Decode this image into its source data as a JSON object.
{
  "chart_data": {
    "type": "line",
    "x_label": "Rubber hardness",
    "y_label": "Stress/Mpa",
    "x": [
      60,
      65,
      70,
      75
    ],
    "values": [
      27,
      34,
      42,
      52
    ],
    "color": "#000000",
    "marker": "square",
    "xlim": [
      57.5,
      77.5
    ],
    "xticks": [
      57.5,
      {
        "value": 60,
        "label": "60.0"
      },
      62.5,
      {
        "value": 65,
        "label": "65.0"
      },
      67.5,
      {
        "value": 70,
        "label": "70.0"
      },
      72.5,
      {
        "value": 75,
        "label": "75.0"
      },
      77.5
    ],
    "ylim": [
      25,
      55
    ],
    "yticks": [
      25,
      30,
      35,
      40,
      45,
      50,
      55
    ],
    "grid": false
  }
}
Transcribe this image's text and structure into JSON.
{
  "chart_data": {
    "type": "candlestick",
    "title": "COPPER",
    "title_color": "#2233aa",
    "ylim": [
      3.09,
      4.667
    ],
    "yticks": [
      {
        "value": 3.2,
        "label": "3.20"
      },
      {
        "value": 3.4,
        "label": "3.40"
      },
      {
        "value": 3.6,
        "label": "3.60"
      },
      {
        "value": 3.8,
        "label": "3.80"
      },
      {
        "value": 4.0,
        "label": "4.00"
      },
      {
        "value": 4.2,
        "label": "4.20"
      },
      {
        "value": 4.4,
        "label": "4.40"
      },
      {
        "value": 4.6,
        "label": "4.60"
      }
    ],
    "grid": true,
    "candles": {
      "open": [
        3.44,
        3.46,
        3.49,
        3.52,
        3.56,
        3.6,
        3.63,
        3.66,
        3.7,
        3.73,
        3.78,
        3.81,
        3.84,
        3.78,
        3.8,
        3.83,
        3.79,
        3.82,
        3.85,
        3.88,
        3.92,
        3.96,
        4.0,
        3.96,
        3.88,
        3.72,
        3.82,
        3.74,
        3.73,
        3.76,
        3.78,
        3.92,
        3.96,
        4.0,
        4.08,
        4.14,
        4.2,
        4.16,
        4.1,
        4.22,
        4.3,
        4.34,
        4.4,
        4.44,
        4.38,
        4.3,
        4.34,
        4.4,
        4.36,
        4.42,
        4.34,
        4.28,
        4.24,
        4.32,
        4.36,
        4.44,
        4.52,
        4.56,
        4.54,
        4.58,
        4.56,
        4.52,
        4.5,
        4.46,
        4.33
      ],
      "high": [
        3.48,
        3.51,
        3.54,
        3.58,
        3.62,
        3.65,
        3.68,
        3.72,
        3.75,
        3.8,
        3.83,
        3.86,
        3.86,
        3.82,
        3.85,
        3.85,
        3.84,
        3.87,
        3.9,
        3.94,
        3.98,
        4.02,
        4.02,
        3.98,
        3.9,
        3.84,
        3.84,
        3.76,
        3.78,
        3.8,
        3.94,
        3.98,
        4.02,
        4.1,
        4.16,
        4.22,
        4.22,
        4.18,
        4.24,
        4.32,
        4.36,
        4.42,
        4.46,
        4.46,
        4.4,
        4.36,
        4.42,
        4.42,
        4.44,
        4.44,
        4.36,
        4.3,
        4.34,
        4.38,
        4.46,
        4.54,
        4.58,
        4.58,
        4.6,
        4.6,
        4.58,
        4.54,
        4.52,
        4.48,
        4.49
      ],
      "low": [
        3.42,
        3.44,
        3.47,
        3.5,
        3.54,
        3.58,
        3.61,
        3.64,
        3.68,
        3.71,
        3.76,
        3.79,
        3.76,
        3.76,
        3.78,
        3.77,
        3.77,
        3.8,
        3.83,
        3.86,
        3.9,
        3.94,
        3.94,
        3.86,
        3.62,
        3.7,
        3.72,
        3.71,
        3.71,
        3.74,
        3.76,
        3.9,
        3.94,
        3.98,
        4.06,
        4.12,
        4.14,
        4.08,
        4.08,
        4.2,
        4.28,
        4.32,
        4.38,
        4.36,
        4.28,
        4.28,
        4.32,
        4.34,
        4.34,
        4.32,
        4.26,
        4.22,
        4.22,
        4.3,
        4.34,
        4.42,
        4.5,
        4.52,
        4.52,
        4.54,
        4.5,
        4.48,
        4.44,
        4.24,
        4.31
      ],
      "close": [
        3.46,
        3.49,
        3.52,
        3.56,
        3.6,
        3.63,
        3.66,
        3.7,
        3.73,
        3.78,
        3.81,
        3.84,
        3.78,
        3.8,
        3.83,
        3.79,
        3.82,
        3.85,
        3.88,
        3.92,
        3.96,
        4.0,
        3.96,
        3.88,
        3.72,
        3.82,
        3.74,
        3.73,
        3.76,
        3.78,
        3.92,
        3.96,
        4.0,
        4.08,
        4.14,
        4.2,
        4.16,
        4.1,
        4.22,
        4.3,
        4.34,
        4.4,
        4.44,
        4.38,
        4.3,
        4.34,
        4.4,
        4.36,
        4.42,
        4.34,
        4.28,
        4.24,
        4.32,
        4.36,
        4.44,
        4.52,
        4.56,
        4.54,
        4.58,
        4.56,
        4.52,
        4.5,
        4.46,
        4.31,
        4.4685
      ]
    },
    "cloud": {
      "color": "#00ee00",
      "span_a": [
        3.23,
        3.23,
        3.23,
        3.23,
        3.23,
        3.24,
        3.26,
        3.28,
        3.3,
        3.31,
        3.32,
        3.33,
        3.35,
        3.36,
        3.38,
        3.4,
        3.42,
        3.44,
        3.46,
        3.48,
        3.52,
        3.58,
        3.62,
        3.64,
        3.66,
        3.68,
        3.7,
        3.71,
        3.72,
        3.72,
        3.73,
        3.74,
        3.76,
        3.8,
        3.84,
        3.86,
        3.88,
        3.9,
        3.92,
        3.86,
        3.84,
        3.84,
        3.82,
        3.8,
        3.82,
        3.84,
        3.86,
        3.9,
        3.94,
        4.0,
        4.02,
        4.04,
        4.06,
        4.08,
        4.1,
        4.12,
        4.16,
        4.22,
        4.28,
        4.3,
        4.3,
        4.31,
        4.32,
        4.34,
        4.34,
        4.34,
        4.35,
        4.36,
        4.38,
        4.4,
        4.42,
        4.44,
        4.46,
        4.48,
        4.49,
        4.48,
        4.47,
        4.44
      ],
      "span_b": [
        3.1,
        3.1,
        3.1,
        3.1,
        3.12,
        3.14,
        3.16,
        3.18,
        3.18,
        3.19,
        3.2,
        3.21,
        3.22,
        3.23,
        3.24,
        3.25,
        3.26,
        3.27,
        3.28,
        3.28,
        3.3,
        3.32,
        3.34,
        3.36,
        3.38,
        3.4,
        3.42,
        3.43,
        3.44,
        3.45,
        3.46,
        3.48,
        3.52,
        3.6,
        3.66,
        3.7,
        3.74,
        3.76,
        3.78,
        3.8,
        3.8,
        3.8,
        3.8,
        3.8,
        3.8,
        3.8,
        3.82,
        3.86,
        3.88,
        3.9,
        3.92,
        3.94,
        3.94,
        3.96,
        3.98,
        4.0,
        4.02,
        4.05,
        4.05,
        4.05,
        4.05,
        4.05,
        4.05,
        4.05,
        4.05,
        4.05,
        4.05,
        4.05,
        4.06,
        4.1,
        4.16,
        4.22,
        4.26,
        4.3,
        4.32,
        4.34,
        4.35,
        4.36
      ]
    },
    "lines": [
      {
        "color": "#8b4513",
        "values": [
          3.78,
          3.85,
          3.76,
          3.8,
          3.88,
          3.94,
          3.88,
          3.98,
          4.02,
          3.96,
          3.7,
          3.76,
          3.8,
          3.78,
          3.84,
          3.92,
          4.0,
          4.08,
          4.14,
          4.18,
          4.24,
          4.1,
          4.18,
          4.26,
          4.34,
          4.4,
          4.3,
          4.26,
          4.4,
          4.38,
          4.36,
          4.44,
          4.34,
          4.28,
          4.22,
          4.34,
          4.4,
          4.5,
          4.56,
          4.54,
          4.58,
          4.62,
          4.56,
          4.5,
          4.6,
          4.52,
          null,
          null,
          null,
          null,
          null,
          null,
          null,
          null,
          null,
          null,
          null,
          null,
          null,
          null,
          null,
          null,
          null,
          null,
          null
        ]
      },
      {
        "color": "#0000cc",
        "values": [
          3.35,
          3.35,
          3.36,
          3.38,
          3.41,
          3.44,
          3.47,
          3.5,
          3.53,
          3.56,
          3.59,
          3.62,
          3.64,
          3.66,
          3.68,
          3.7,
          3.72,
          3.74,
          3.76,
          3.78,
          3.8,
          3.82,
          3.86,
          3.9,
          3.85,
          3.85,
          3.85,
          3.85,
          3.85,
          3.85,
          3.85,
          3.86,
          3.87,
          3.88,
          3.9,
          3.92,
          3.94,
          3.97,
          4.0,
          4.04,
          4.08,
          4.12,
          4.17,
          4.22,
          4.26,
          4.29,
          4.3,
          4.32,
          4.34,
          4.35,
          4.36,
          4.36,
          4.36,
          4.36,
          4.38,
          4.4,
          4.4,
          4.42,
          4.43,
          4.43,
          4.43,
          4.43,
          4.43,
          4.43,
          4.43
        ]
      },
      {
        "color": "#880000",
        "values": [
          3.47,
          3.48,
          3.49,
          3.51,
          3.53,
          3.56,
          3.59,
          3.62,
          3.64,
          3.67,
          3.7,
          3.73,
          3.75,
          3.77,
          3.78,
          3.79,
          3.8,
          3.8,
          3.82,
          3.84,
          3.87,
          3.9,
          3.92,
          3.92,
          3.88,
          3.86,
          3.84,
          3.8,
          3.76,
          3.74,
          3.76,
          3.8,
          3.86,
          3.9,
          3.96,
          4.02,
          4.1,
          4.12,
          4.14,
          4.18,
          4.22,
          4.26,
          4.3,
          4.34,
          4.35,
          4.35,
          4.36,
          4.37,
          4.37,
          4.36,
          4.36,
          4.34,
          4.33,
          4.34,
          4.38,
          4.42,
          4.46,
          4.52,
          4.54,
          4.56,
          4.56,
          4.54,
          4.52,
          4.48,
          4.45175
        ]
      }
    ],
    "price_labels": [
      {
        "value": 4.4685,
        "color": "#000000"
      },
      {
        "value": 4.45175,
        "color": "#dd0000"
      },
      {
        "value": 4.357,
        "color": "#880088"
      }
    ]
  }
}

→ TASK OBJECTIVE:
Among the lines of the material, find those that hold the word "image" and copy them.

→ SOLUTION:
Decode this image into its source data as a JSON object.
Transcribe this image's text and structure into JSON.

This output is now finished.